[AIM OF THE TASK] Reply with one number: the count of lines in the listing that contain the string "this".

[INPUT MATERIAL]
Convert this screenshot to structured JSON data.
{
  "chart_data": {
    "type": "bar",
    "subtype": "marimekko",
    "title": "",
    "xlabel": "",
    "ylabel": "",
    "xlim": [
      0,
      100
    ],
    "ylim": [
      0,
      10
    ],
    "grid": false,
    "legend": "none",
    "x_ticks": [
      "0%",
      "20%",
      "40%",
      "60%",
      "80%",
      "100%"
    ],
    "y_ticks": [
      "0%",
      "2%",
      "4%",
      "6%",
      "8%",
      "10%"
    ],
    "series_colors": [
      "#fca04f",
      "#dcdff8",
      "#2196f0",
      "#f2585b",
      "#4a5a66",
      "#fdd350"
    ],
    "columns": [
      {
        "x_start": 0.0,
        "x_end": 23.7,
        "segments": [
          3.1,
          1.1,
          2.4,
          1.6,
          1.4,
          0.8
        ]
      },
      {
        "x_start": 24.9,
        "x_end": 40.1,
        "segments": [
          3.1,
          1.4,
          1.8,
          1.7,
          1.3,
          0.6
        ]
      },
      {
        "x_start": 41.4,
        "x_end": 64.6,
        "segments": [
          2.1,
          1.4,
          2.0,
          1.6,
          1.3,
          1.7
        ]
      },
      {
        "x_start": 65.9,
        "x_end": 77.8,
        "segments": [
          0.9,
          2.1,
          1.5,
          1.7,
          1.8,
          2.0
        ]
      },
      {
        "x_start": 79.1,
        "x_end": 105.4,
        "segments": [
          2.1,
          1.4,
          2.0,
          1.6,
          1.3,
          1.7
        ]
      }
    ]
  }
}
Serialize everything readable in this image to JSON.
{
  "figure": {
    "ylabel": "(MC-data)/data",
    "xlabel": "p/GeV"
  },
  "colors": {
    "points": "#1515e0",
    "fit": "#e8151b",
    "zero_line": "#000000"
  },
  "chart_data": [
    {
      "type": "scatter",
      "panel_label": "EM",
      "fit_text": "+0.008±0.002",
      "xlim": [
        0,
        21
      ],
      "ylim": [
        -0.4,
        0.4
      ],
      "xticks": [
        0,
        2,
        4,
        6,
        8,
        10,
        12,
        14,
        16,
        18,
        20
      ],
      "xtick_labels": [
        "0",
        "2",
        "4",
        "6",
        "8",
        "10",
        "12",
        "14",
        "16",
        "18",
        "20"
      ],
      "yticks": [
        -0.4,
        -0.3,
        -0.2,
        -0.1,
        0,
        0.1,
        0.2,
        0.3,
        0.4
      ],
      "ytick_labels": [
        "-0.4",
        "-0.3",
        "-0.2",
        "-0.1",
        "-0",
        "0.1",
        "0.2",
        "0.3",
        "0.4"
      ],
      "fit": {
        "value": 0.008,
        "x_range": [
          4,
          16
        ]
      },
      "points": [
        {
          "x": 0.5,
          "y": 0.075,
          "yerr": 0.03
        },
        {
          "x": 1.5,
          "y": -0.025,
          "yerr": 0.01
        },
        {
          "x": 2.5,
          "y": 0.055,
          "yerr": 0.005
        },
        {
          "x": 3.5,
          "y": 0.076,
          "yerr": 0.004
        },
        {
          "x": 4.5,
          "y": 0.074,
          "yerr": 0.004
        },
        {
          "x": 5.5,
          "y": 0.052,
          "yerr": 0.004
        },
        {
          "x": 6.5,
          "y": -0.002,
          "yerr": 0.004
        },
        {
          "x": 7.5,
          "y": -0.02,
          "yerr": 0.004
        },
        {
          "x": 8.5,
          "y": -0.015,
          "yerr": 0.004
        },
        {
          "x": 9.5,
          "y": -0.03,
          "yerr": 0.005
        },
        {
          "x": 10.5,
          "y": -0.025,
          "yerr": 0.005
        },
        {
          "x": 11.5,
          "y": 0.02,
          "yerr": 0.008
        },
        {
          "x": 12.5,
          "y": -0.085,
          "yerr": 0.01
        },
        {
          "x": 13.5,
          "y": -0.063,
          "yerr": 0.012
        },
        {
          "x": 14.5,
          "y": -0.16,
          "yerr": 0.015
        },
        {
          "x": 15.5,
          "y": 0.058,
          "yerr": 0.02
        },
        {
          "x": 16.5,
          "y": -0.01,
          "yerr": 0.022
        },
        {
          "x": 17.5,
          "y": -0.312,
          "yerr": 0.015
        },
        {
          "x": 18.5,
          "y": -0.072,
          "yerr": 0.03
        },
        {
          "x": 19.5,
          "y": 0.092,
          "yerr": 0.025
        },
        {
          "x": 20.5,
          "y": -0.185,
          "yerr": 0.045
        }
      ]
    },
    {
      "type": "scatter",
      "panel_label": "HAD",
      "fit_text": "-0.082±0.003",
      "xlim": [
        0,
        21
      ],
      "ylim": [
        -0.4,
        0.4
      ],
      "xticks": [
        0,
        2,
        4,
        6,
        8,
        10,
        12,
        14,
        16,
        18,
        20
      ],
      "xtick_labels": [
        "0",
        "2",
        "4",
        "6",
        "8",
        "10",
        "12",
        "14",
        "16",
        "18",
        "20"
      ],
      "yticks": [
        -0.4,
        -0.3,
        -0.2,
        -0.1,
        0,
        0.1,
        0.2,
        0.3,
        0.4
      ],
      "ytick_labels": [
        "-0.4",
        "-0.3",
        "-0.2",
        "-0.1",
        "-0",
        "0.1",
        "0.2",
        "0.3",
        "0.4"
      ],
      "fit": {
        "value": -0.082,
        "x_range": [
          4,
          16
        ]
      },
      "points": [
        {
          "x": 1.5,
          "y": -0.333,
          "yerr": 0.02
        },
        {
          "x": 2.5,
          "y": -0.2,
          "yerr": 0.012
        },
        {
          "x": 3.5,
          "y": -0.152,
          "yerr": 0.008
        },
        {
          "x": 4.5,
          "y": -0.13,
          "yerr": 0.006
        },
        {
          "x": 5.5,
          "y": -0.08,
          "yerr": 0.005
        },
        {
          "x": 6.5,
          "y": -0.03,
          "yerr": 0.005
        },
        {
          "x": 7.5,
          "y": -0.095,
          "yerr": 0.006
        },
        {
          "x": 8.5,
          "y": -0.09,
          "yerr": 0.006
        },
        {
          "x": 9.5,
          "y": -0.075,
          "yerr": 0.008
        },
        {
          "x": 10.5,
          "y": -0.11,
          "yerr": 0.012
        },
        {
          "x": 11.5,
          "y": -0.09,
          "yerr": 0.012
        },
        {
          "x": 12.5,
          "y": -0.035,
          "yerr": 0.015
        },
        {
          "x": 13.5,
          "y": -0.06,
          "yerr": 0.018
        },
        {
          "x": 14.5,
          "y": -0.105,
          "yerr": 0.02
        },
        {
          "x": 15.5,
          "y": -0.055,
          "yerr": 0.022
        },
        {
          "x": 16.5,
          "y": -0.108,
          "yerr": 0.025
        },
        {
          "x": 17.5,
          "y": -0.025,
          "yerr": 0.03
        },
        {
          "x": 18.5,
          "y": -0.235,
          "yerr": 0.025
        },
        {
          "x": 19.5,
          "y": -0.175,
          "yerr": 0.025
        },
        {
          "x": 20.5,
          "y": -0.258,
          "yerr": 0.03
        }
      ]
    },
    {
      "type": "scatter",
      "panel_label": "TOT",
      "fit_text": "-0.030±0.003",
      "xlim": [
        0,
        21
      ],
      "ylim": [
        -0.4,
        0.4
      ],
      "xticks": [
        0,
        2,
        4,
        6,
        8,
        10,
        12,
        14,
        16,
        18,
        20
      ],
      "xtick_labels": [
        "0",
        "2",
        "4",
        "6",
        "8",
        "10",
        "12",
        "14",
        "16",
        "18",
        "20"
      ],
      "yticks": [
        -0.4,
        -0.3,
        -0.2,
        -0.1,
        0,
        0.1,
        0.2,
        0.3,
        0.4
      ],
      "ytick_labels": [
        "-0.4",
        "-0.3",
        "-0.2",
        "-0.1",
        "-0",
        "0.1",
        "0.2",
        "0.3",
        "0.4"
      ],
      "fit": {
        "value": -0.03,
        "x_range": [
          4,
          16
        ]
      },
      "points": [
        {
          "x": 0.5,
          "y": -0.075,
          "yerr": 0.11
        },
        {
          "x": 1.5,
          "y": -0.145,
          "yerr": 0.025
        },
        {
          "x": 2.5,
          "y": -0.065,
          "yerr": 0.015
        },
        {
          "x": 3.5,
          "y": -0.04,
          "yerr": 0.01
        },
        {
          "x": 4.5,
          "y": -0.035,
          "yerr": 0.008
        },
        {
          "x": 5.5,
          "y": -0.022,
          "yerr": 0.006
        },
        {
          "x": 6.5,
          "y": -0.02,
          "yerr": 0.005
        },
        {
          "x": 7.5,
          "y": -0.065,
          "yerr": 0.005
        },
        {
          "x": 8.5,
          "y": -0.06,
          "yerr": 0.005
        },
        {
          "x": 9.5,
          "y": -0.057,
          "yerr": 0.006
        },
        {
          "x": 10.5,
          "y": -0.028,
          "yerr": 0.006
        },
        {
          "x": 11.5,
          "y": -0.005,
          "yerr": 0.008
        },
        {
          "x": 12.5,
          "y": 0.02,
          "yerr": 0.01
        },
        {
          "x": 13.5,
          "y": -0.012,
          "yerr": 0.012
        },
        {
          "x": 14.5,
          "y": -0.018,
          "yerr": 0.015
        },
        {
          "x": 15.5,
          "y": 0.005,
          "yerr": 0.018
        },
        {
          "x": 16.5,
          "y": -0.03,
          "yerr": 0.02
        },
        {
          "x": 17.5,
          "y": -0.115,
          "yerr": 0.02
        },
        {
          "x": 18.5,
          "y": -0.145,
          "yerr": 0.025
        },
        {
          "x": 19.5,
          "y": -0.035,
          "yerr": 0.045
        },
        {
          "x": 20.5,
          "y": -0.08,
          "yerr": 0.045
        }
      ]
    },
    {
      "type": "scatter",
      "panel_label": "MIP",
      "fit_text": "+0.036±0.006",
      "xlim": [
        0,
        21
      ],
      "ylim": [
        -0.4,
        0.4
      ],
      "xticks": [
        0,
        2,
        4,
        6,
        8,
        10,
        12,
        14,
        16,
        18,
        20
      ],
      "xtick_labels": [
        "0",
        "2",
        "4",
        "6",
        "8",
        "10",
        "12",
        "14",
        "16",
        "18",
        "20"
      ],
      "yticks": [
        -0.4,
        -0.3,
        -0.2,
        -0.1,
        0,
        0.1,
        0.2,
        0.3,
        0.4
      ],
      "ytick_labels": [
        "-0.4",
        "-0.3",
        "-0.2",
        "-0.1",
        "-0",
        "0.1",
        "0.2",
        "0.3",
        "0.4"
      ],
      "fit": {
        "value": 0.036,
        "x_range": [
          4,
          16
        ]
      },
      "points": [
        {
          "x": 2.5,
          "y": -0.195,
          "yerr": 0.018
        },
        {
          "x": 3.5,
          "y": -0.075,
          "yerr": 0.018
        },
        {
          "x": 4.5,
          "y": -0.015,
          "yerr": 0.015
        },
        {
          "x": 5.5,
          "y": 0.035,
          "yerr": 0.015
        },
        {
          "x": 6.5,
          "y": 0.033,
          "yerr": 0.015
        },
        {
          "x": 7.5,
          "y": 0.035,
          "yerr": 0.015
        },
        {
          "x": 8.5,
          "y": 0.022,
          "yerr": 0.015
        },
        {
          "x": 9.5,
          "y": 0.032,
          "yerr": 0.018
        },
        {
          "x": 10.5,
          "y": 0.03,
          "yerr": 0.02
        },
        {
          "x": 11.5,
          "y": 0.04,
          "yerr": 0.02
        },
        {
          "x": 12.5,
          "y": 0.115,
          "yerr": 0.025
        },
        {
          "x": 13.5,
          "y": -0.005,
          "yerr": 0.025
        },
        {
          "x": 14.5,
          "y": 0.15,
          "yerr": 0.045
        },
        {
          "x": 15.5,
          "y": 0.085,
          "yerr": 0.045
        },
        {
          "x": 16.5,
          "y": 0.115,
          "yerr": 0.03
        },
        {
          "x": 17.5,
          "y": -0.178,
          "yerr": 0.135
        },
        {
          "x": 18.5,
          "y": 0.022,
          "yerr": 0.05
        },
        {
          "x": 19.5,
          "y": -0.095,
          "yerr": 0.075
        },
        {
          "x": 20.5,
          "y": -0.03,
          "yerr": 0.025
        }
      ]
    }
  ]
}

[FULL ANSWER] 2